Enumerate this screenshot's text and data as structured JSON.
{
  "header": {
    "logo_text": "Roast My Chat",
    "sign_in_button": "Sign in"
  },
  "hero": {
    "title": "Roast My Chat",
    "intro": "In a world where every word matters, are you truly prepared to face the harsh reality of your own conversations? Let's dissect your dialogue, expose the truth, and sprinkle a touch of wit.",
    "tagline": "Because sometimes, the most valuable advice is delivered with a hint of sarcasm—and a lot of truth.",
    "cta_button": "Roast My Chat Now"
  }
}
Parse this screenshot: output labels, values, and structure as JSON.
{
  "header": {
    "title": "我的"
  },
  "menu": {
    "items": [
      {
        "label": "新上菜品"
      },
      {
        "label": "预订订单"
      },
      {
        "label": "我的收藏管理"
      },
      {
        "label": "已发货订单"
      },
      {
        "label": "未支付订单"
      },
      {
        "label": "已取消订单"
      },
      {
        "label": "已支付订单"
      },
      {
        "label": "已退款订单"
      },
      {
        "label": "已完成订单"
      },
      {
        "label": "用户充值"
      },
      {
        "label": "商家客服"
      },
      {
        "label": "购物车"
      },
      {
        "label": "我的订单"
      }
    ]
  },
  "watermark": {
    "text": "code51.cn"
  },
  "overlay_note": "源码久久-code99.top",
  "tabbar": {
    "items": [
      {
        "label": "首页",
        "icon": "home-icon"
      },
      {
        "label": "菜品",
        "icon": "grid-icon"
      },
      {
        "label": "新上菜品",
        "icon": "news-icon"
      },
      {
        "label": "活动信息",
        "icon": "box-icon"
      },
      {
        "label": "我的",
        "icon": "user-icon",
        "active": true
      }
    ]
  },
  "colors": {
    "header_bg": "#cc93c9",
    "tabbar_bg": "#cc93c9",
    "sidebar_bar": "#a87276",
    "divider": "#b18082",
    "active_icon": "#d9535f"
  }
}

= = =

:: Set problem ::
Transcribe every entry word for word.

:: Solved exercise ::
Enumerate this screenshot's text and data as structured JSON.
{
  "header": {
    "logo_text": "Roast My Chat",
    "sign_in_button": "Sign in"
  },
  "hero": {
    "title": "Roast My Chat",
    "intro": "In a world where every word matters, are you truly prepared to face the harsh reality of your own conversations? Let's dissect your dialogue, expose the truth, and sprinkle a touch of wit.",
    "tagline": "Because sometimes, the most valuable advice is delivered with a hint of sarcasm—and a lot of truth.",
    "cta_button": "Roast My Chat Now"
  }
}
Parse this screenshot: output labels, values, and structure as JSON.
{
  "header": {
    "title": "我的"
  },
  "menu": {
    "items": [
      {
        "label": "新上菜品"
      },
      {
        "label": "预订订单"
      },
      {
        "label": "我的收藏管理"
      },
      {
        "label": "已发货订单"
      },
      {
        "label": "未支付订单"
      },
      {
        "label": "已取消订单"
      },
      {
        "label": "已支付订单"
      },
      {
        "label": "已退款订单"
      },
      {
        "label": "已完成订单"
      },
      {
        "label": "用户充值"
      },
      {
        "label": "商家客服"
      },
      {
        "label": "购物车"
      },
      {
        "label": "我的订单"
      }
    ]
  },
  "watermark": {
    "text": "code51.cn"
  },
  "overlay_note": "源码久久-code99.top",
  "tabbar": {
    "items": [
      {
        "label": "首页",
        "icon": "home-icon"
      },
      {
        "label": "菜品",
        "icon": "grid-icon"
      },
      {
        "label": "新上菜品",
        "icon": "news-icon"
      },
      {
        "label": "活动信息",
        "icon": "box-icon"
      },
      {
        "label": "我的",
        "icon": "user-icon",
        "active": true
      }
    ]
  },
  "colors": {
    "header_bg": "#cc93c9",
    "tabbar_bg": "#cc93c9",
    "sidebar_bar": "#a87276",
    "divider": "#b18082",
    "active_icon": "#d9535f"
  }
}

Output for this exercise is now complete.